### Raw data

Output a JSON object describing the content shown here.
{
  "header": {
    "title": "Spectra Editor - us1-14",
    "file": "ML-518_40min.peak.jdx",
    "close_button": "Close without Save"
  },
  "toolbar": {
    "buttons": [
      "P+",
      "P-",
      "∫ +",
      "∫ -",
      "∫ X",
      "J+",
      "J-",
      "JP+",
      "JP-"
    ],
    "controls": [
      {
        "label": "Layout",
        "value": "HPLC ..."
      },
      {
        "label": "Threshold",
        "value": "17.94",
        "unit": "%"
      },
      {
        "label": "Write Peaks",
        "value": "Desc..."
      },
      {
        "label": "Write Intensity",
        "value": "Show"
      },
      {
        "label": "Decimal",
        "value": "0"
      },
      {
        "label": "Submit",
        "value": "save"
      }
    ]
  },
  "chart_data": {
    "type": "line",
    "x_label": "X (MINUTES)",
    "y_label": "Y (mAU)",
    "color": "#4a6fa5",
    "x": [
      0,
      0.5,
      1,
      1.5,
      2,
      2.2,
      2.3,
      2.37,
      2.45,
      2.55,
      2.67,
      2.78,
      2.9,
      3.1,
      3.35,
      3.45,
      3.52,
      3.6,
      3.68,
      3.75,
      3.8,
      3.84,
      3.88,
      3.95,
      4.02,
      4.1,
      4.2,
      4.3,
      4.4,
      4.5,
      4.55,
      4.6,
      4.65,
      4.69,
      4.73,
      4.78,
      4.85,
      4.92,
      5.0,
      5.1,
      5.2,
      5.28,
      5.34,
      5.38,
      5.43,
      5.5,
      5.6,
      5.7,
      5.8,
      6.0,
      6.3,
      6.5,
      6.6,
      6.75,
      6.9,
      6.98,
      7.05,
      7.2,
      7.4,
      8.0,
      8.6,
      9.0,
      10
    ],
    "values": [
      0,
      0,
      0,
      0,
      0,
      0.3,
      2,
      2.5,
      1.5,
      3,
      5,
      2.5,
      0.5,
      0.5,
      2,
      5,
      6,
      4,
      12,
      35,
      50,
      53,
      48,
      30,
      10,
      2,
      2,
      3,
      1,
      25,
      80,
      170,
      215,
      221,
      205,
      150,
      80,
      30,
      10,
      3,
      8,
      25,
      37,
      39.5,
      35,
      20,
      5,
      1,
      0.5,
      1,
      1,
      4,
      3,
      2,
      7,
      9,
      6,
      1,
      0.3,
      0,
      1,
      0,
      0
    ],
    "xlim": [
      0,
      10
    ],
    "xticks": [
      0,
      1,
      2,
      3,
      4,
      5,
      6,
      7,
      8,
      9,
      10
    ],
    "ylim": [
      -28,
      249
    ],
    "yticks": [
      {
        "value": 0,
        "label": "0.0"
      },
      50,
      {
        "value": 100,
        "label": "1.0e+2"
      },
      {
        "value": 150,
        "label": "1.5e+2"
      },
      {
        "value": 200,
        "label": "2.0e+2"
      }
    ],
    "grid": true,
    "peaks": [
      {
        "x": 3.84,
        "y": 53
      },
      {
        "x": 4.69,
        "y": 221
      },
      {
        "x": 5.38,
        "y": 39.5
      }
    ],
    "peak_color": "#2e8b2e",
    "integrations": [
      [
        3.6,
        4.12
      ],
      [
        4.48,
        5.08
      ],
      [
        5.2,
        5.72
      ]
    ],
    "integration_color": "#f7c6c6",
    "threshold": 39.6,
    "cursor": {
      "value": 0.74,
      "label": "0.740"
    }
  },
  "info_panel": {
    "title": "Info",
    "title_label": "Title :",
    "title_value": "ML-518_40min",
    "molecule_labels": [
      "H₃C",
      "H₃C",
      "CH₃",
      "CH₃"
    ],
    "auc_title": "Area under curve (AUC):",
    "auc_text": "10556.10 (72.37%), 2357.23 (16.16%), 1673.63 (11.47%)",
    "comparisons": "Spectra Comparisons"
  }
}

### What is asked
Identify and copy lines that hold the string "Write".

### Response to this task
        "label": "Write Peaks",
        "label": "Write Intensity",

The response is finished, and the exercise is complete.